#### STATED PROBLEM
Write out all the entries word for word, but skip any images.

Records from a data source
######

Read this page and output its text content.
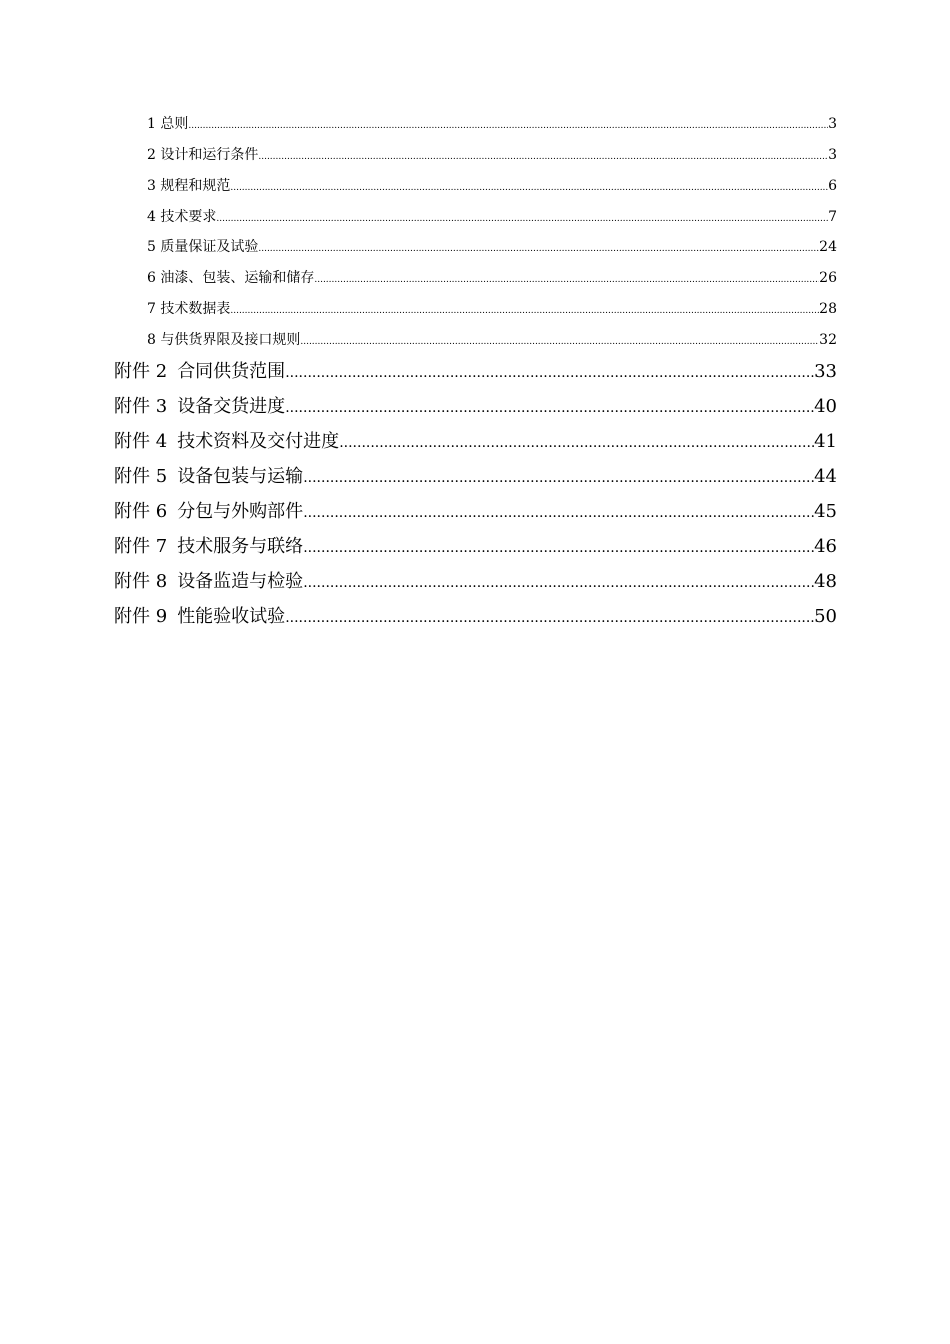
1 总则 .....	3
2 设计和运行条件 .....	3
3 规程和规范 .....	6
4 技术要求 .....	7
5 质量保证及试验 .....	24
6 油漆、包装、运输和储存 .....	26
7 技术数据表 .....	28
8 与供货界限及接口规则 .....	32
附件 2 合同供货范围 .....	33
附件 3 设备交货进度 .....	40
附件 4 技术资料及交付进度 .....	41
附件 5 设备包装与运输 .....	44
附件 6 分包与外购部件 .....	45
附件 7 技术服务与联络 .....	46
附件 8 设备监造与检验 .....	48
附件 9 性能验收试验 .....	50
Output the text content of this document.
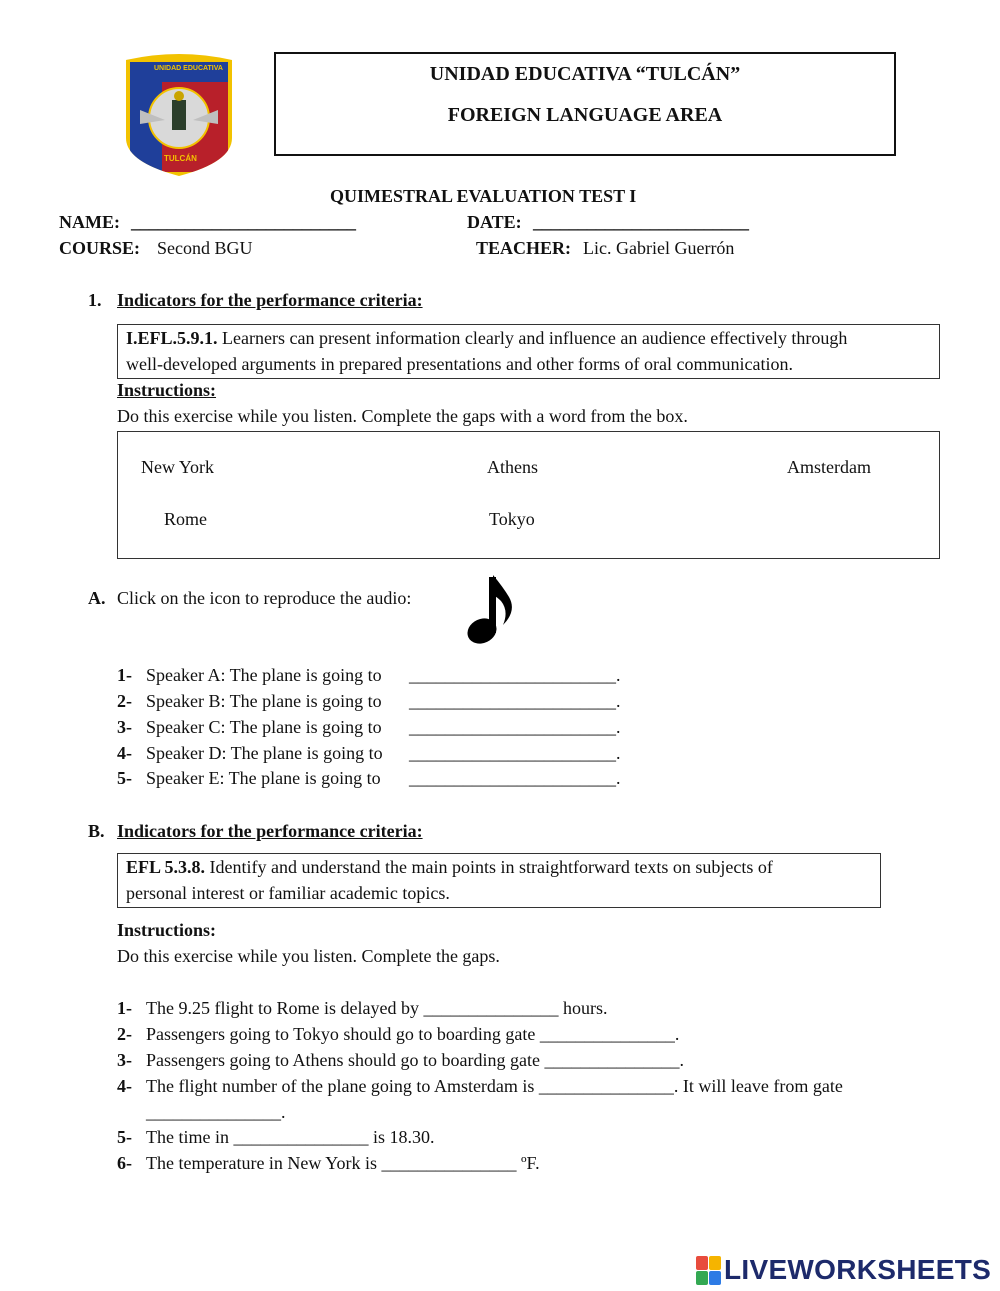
UNIDAD EDUCATIVA
TULCÁN
UNIDAD EDUCATIVA “TULCÁN”
FOREIGN LANGUAGE AREA
QUIMESTRAL EVALUATION TEST I
NAME: _________________________	DATE: ________________________
COURSE: Second BGU	TEACHER: Lic. Gabriel Guerrón
1. Indicators for the performance criteria:
I.EFL.5.9.1. Learners can present information clearly and influence an audience effectively through
well-developed arguments in prepared presentations and other forms of oral communication.
Instructions:
Do this exercise while you listen. Complete the gaps with a word from the box.
New York	Athens	Amsterdam
Rome	Tokyo
A. Click on the icon to reproduce the audio:
1- Speaker A: The plane is going to _______________________.
2- Speaker B: The plane is going to _______________________.
3- Speaker C: The plane is going to _______________________.
4- Speaker D: The plane is going to _______________________.
5- Speaker E: The plane is going to _______________________.
B. Indicators for the performance criteria:
EFL 5.3.8. Identify and understand the main points in straightforward texts on subjects of
personal interest or familiar academic topics.
Instructions:
Do this exercise while you listen. Complete the gaps.
1- The 9.25 flight to Rome is delayed by _______________ hours.
2- Passengers going to Tokyo should go to boarding gate _______________.
3- Passengers going to Athens should go to boarding gate _______________.
4- The flight number of the plane going to Amsterdam is _______________. It will leave from gate
_______________.
5- The time in _______________ is 18.30.
6- The temperature in New York is _______________ ºF.
LIVEWORKSHEETS
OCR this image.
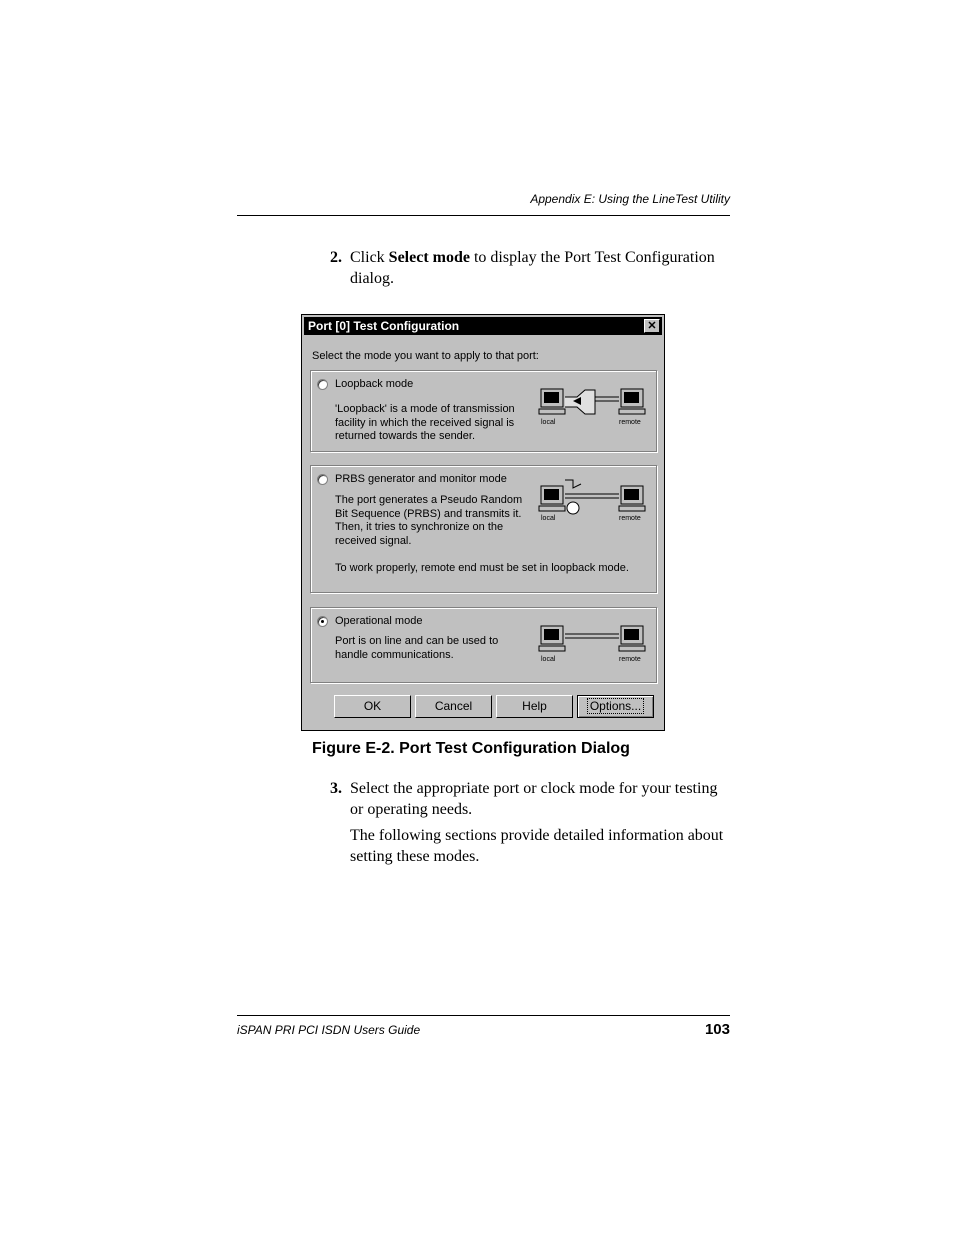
Appendix E: Using the LineTest Utility
2. Click Select mode to display the Port Test Configuration dialog.
Port [0] Test Configuration	✕
Select the mode you want to apply to that port:
Loopback mode
'Loopback' is a mode of transmission facility in which the received signal is returned towards the sender.
local	remote
PRBS generator and monitor mode
The port generates a Pseudo Random Bit Sequence (PRBS) and transmits it. Then, it tries to synchronize on the received signal.
To work properly, remote end must be set in loopback mode.
local	remote
Operational mode
Port is on line and can be used to handle communications.	local	remote
OK	Cancel	Help	Options...
Figure E-2. Port Test Configuration Dialog
3. Select the appropriate port or clock mode for your testing or operating needs.
The following sections provide detailed information about setting these modes.
iSPAN PRI PCI ISDN Users Guide	103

######

#### ANSWER IN FULL
Read this page and output its text content.
1 总则 .....	3
2 设计和运行条件 .....	3
3 规程和规范 .....	6
4 技术要求 .....	7
5 质量保证及试验 .....	24
6 油漆、包装、运输和储存 .....	26
7 技术数据表 .....	28
8 与供货界限及接口规则 .....	32
附件 2 合同供货范围 .....	33
附件 3 设备交货进度 .....	40
附件 4 技术资料及交付进度 .....	41
附件 5 设备包装与运输 .....	44
附件 6 分包与外购部件 .....	45
附件 7 技术服务与联络 .....	46
附件 8 设备监造与检验 .....	48
附件 9 性能验收试验 .....	50
Output the text content of this document.
UNIDAD EDUCATIVA
TULCÁN
UNIDAD EDUCATIVA “TULCÁN”
FOREIGN LANGUAGE AREA
QUIMESTRAL EVALUATION TEST I
NAME: _________________________	DATE: ________________________
COURSE: Second BGU	TEACHER: Lic. Gabriel Guerrón
1. Indicators for the performance criteria:
I.EFL.5.9.1. Learners can present information clearly and influence an audience effectively through
well-developed arguments in prepared presentations and other forms of oral communication.
Instructions:
Do this exercise while you listen. Complete the gaps with a word from the box.
New York	Athens	Amsterdam
Rome	Tokyo
A. Click on the icon to reproduce the audio:
1- Speaker A: The plane is going to _______________________.
2- Speaker B: The plane is going to _______________________.
3- Speaker C: The plane is going to _______________________.
4- Speaker D: The plane is going to _______________________.
5- Speaker E: The plane is going to _______________________.
B. Indicators for the performance criteria:
EFL 5.3.8. Identify and understand the main points in straightforward texts on subjects of
personal interest or familiar academic topics.
Instructions:
Do this exercise while you listen. Complete the gaps.
1- The 9.25 flight to Rome is delayed by _______________ hours.
2- Passengers going to Tokyo should go to boarding gate _______________.
3- Passengers going to Athens should go to boarding gate _______________.
4- The flight number of the plane going to Amsterdam is _______________. It will leave from gate
_______________.
5- The time in _______________ is 18.30.
6- The temperature in New York is _______________ ºF.
LIVEWORKSHEETS
OCR this image.
Appendix E: Using the LineTest Utility
2. Click Select mode to display the Port Test Configuration dialog.
Port [0] Test Configuration	✕
Select the mode you want to apply to that port:
Loopback mode
'Loopback' is a mode of transmission facility in which the received signal is returned towards the sender.
local	remote
PRBS generator and monitor mode
The port generates a Pseudo Random Bit Sequence (PRBS) and transmits it. Then, it tries to synchronize on the received signal.
To work properly, remote end must be set in loopback mode.
local	remote
Operational mode
Port is on line and can be used to handle communications.	local	remote
OK	Cancel	Help	Options...
Figure E-2. Port Test Configuration Dialog
3. Select the appropriate port or clock mode for your testing or operating needs.
The following sections provide detailed information about setting these modes.
iSPAN PRI PCI ISDN Users Guide	103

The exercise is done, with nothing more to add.